WHAT THE TASK REQUIRES:
Look below and pull out each line with the word "riferimento".

■ ■ ■

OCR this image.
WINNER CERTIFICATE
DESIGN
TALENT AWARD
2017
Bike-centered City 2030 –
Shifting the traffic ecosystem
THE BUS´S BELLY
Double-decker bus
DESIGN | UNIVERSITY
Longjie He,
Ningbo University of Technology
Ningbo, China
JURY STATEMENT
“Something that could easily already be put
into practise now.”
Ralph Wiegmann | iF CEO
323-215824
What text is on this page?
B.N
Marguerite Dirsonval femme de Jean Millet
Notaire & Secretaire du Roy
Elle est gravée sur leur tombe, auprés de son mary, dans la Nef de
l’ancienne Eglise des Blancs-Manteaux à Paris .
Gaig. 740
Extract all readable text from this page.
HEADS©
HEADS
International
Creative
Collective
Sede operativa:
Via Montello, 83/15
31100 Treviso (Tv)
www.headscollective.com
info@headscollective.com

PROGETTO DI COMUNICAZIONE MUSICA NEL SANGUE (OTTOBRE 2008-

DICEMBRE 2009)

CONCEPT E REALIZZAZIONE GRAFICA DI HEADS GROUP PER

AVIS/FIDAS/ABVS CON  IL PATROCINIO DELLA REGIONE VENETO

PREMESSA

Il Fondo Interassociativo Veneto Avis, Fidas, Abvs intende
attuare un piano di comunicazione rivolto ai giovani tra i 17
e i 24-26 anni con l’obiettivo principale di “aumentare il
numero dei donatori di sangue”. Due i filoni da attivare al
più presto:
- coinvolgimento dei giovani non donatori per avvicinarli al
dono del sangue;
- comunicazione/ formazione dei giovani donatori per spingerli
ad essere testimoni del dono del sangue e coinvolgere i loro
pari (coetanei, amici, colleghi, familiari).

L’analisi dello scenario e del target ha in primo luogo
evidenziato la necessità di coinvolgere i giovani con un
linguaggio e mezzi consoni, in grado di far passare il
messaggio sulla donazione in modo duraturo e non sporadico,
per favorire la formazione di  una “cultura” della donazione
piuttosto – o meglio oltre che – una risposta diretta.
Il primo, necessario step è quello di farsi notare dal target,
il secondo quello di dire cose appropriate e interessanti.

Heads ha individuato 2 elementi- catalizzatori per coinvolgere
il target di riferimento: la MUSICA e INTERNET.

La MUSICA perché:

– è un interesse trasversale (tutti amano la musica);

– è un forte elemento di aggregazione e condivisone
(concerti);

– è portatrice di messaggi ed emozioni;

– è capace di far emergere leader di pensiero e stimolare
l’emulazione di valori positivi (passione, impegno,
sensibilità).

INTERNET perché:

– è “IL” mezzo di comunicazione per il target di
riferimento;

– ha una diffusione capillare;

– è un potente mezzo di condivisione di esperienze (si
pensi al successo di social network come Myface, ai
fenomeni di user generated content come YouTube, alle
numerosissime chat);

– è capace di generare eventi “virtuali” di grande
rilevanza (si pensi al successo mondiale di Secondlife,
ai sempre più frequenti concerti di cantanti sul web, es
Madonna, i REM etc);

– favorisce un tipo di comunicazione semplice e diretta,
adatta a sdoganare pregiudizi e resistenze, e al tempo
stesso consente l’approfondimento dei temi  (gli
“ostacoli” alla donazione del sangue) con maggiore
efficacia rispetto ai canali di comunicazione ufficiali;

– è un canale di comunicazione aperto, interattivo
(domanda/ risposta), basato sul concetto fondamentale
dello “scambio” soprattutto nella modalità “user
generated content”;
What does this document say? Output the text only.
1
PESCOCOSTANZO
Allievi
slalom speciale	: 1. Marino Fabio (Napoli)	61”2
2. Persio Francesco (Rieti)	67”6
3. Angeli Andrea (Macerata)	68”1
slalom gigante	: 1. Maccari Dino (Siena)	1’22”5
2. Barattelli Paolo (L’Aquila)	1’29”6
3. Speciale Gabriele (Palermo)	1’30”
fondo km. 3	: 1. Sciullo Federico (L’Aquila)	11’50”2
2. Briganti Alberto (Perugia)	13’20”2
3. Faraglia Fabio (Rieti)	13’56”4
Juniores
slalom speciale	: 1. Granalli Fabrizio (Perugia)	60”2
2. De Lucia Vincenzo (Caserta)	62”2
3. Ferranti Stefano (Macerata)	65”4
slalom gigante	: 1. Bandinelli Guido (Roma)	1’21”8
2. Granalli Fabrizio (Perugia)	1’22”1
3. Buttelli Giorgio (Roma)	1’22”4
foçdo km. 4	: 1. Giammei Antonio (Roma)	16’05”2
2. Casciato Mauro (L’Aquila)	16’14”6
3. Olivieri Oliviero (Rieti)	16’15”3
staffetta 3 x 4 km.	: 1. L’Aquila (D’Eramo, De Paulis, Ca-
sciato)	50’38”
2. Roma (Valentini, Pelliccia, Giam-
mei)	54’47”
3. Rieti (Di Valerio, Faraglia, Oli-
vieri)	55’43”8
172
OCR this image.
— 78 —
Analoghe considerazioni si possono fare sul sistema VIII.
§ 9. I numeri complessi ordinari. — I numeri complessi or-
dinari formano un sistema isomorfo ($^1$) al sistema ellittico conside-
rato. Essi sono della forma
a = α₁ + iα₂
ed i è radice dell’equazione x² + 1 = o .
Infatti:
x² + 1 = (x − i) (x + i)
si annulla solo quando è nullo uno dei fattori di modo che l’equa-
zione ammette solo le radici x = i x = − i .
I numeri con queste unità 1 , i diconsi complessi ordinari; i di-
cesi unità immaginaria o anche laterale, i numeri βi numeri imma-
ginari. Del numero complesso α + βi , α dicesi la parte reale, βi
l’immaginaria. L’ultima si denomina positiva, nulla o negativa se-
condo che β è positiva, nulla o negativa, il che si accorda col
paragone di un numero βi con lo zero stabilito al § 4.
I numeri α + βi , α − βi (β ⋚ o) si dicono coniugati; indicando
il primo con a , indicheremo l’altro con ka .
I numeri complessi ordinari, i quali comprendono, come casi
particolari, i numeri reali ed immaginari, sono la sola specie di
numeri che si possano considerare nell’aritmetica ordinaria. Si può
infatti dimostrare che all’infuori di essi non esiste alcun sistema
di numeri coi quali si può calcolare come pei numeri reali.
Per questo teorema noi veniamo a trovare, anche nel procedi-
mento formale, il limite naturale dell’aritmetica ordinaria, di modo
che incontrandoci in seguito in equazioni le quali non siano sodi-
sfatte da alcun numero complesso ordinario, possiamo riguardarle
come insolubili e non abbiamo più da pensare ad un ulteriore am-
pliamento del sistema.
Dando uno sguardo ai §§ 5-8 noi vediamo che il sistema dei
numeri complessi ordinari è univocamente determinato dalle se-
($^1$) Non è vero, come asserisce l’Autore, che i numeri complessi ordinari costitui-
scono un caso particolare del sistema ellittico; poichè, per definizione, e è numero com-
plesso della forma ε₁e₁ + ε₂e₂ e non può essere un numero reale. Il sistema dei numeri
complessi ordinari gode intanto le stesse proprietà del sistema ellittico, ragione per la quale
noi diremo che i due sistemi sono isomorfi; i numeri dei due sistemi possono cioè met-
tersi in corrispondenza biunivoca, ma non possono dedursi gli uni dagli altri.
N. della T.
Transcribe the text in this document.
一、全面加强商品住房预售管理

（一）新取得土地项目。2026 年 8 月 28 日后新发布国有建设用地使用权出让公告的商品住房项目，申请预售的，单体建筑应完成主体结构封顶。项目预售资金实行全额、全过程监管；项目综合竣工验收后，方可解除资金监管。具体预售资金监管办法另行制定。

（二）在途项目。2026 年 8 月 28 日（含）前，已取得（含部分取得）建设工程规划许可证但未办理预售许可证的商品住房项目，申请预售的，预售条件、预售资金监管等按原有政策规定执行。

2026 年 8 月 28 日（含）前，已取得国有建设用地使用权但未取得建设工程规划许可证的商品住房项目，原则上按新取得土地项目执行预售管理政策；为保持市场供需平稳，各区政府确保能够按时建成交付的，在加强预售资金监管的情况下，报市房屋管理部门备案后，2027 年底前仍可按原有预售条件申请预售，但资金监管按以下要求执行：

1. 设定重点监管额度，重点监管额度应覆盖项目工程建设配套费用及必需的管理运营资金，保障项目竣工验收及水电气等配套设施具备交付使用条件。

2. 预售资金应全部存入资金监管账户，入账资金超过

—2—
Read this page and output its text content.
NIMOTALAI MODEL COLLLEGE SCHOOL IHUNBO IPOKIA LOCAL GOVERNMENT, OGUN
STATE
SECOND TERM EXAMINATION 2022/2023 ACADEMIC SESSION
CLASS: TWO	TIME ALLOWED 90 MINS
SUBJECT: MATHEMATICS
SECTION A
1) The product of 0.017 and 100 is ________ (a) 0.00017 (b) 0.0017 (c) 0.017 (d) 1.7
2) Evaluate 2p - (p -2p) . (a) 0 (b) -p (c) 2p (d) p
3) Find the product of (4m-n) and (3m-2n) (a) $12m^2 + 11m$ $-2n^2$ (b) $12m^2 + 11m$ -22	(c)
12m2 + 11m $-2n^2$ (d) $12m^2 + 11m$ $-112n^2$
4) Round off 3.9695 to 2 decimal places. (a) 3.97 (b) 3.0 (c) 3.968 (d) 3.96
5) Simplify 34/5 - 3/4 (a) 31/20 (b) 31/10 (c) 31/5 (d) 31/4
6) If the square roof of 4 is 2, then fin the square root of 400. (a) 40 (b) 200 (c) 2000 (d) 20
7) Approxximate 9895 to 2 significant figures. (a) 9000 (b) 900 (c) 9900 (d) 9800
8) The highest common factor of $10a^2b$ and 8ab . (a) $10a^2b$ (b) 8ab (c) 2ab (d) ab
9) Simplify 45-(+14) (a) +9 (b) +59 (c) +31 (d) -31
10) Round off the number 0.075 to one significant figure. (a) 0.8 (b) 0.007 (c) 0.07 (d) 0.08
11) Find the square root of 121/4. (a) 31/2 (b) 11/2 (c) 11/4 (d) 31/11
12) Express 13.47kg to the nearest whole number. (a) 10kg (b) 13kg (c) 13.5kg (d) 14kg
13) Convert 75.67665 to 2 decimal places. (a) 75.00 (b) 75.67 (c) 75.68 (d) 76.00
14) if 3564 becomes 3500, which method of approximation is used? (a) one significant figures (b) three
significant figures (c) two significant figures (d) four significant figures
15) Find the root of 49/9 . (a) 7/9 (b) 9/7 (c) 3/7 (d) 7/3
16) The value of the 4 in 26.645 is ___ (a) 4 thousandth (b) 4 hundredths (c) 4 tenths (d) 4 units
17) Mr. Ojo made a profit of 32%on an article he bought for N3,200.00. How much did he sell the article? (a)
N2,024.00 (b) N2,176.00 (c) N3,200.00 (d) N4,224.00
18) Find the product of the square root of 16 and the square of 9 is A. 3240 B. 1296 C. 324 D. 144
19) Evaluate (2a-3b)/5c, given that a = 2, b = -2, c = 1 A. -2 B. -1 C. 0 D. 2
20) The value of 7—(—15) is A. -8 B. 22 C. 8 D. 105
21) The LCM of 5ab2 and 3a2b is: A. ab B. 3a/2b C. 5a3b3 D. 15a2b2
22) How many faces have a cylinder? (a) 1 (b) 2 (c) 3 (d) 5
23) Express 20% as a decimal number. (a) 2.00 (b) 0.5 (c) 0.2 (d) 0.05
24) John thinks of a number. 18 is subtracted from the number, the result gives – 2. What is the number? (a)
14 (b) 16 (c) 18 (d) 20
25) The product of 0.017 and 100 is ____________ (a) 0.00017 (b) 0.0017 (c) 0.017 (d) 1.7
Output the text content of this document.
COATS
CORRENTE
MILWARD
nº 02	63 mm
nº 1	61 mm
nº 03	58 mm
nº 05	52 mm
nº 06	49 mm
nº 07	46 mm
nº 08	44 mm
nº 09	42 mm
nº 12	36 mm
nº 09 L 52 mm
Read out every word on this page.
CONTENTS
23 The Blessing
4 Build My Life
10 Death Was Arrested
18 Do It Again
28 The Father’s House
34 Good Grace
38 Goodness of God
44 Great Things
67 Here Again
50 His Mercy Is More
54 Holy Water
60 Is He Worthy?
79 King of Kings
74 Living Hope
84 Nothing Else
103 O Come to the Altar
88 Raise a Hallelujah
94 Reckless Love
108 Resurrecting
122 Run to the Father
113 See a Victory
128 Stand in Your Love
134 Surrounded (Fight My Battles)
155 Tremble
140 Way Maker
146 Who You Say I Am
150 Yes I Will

■ ■ ■

WRITTEN REPLY:
il target di riferimento: la MUSICA e INTERNET.
riferimento;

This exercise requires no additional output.